» **DIRECTIONS**
Reproduce all the lines exactly as they stand, apart from the pictures.

□ □ □ □

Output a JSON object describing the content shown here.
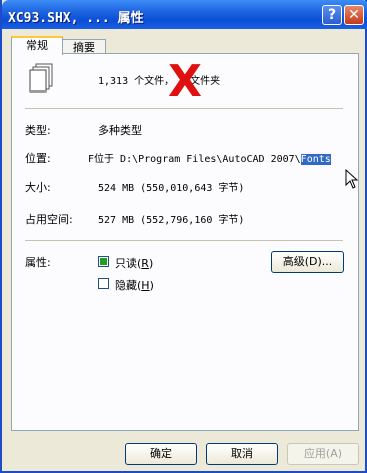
{
  "window": {
    "title": "XC93.SHX, ... 属性"
  },
  "titlebar_buttons": {
    "help": "?",
    "close": "✕"
  },
  "tabs": [
    {
      "label": "常规"
    },
    {
      "label": "摘要"
    }
  ],
  "summary": {
    "text": "1,313 个文件，  个文件夹"
  },
  "overlay": {
    "mark": "X",
    "color": "#e01010"
  },
  "fields": {
    "type": {
      "label": "类型:",
      "value": "多种类型"
    },
    "location": {
      "label": "位置:",
      "prefix": "F",
      "value": "位于 D:\\Program Files\\AutoCAD 2007\\",
      "selected": "Fonts"
    },
    "size": {
      "label": "大小:",
      "value": "524 MB (550,010,643 字节)"
    },
    "size_on_disk": {
      "label": "占用空间:",
      "value": "527 MB (552,796,160 字节)"
    }
  },
  "attributes": {
    "label": "属性:",
    "readonly": {
      "label": "只读",
      "hotkey": "R",
      "checked": true
    },
    "hidden": {
      "label": "隐藏",
      "hotkey": "H",
      "checked": false
    },
    "advanced_button": "高级(D)..."
  },
  "buttons": {
    "ok": "确定",
    "cancel": "取消",
    "apply": "应用(A)"
  }
}
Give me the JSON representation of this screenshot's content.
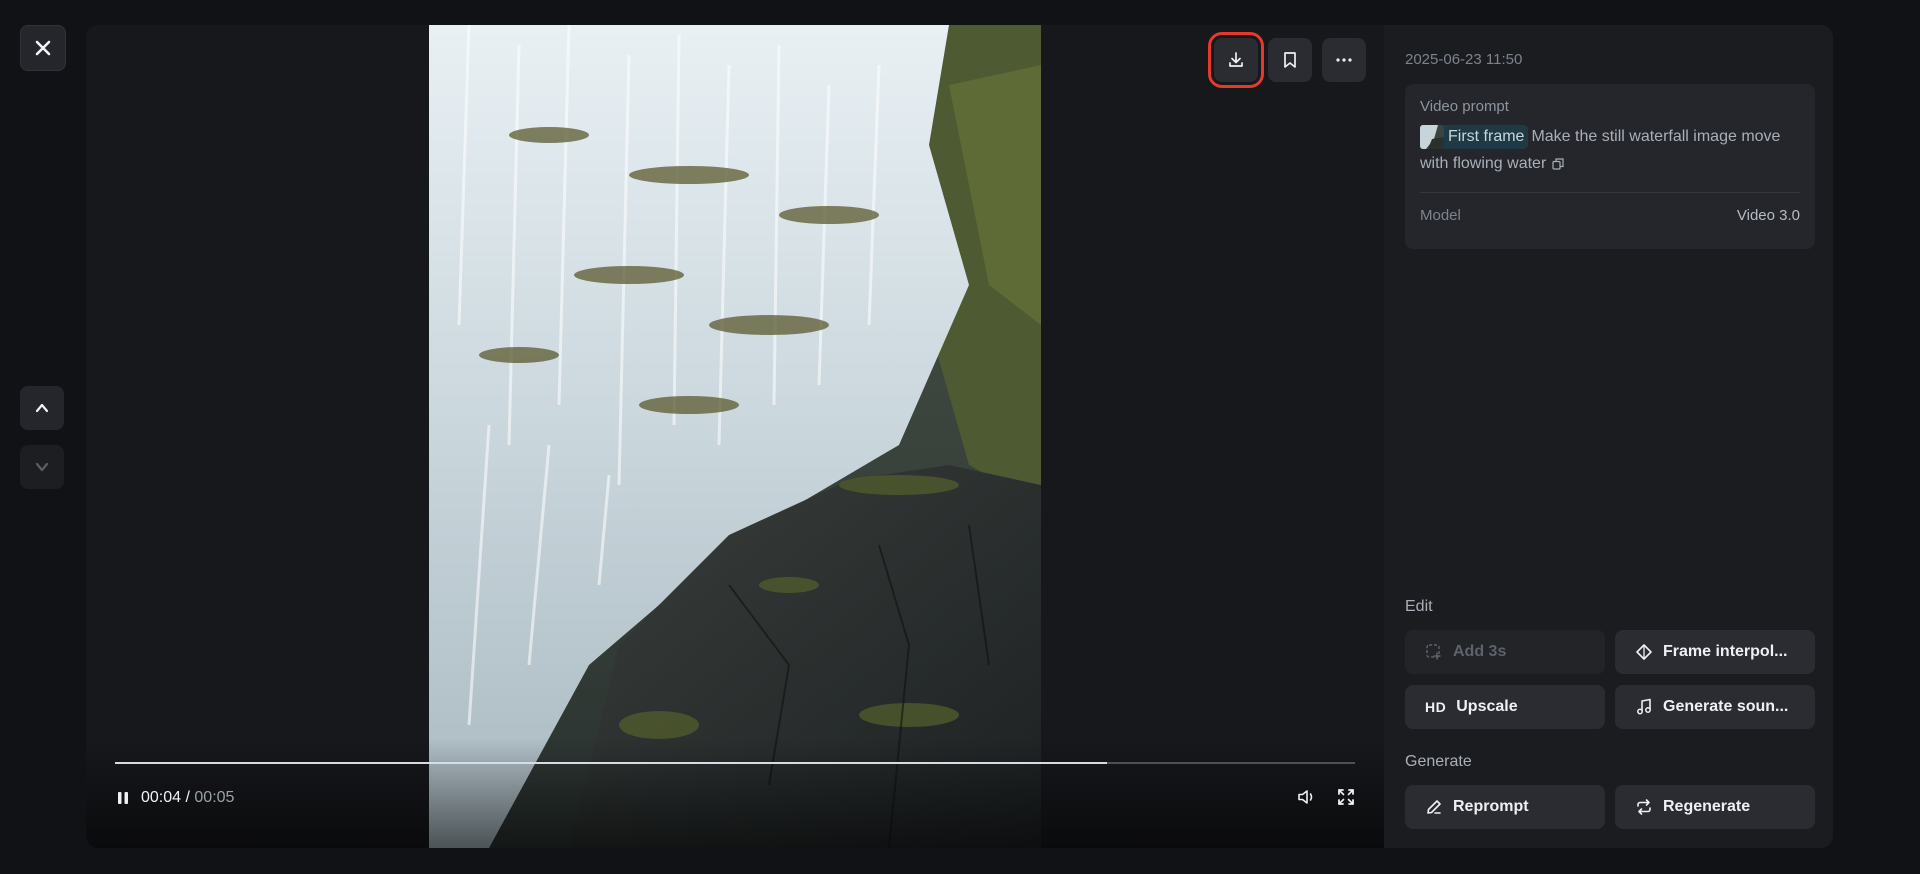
{
  "nav": {
    "close_icon": "close-icon",
    "up_icon": "chevron-up-icon",
    "down_icon": "chevron-down-icon"
  },
  "toolbar": {
    "download_icon": "download-icon",
    "bookmark_icon": "bookmark-icon",
    "more_icon": "more-icon"
  },
  "player": {
    "current_time": "00:04",
    "separator": " / ",
    "total_time": "00:05",
    "progress": 0.8,
    "state": "playing"
  },
  "details": {
    "timestamp": "2025-06-23 11:50",
    "prompt_label": "Video prompt",
    "chip_label": "First frame",
    "prompt_text": "Make the still waterfall image move with flowing water",
    "model_label": "Model",
    "model_value": "Video 3.0"
  },
  "edit": {
    "section_label": "Edit",
    "add_label": "Add 3s",
    "interpolate_label": "Frame interpol...",
    "upscale_prefix": "HD",
    "upscale_label": "Upscale",
    "sound_label": "Generate soun..."
  },
  "generate": {
    "section_label": "Generate",
    "reprompt_label": "Reprompt",
    "regenerate_label": "Regenerate"
  },
  "colors": {
    "background": "#111215",
    "panel": "#1b1c20",
    "highlight": "#e53a2b",
    "chip": "#1f3a44"
  }
}
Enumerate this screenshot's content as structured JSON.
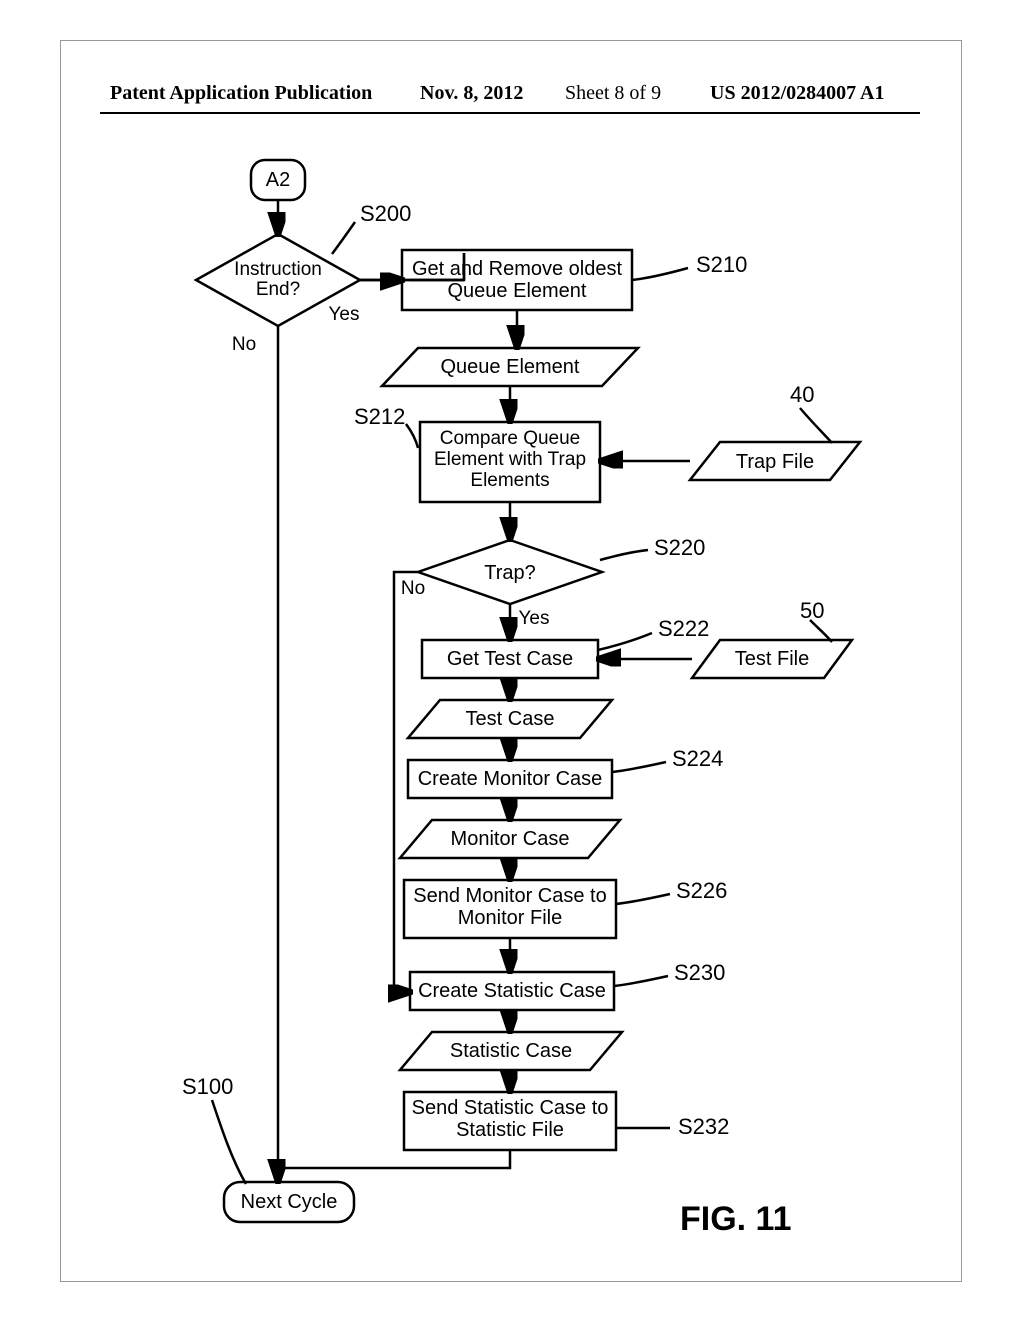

□ □ □ □

» **SOLUTION TO THIS EXERCISE**
Output a JSON object describing the content shown here.
{
  "window": {
    "title": "XC93.SHX, ... 属性"
  },
  "titlebar_buttons": {
    "help": "?",
    "close": "✕"
  },
  "tabs": [
    {
      "label": "常规"
    },
    {
      "label": "摘要"
    }
  ],
  "summary": {
    "text": "1,313 个文件，  个文件夹"
  },
  "overlay": {
    "mark": "X",
    "color": "#e01010"
  },
  "fields": {
    "type": {
      "label": "类型:",
      "value": "多种类型"
    },
    "location": {
      "label": "位置:",
      "prefix": "F",
      "value": "位于 D:\\Program Files\\AutoCAD 2007\\",
      "selected": "Fonts"
    },
    "size": {
      "label": "大小:",
      "value": "524 MB (550,010,643 字节)"
    },
    "size_on_disk": {
      "label": "占用空间:",
      "value": "527 MB (552,796,160 字节)"
    }
  },
  "attributes": {
    "label": "属性:",
    "readonly": {
      "label": "只读",
      "hotkey": "R",
      "checked": true
    },
    "hidden": {
      "label": "隐藏",
      "hotkey": "H",
      "checked": false
    },
    "advanced_button": "高级(D)..."
  },
  "buttons": {
    "ok": "确定",
    "cancel": "取消",
    "apply": "应用(A)"
  }
}
Give me the JSON representation of this screenshot's content.
{
  "nav": {
    "close_icon": "close-icon",
    "up_icon": "chevron-up-icon",
    "down_icon": "chevron-down-icon"
  },
  "toolbar": {
    "download_icon": "download-icon",
    "bookmark_icon": "bookmark-icon",
    "more_icon": "more-icon"
  },
  "player": {
    "current_time": "00:04",
    "separator": " / ",
    "total_time": "00:05",
    "progress": 0.8,
    "state": "playing"
  },
  "details": {
    "timestamp": "2025-06-23 11:50",
    "prompt_label": "Video prompt",
    "chip_label": "First frame",
    "prompt_text": "Make the still waterfall image move with flowing water",
    "model_label": "Model",
    "model_value": "Video 3.0"
  },
  "edit": {
    "section_label": "Edit",
    "add_label": "Add 3s",
    "interpolate_label": "Frame interpol...",
    "upscale_prefix": "HD",
    "upscale_label": "Upscale",
    "sound_label": "Generate soun..."
  },
  "generate": {
    "section_label": "Generate",
    "reprompt_label": "Reprompt",
    "regenerate_label": "Regenerate"
  },
  "colors": {
    "background": "#111215",
    "panel": "#1b1c20",
    "highlight": "#e53a2b",
    "chip": "#1f3a44"
  }
}
Enumerate this screenshot's content as structured JSON.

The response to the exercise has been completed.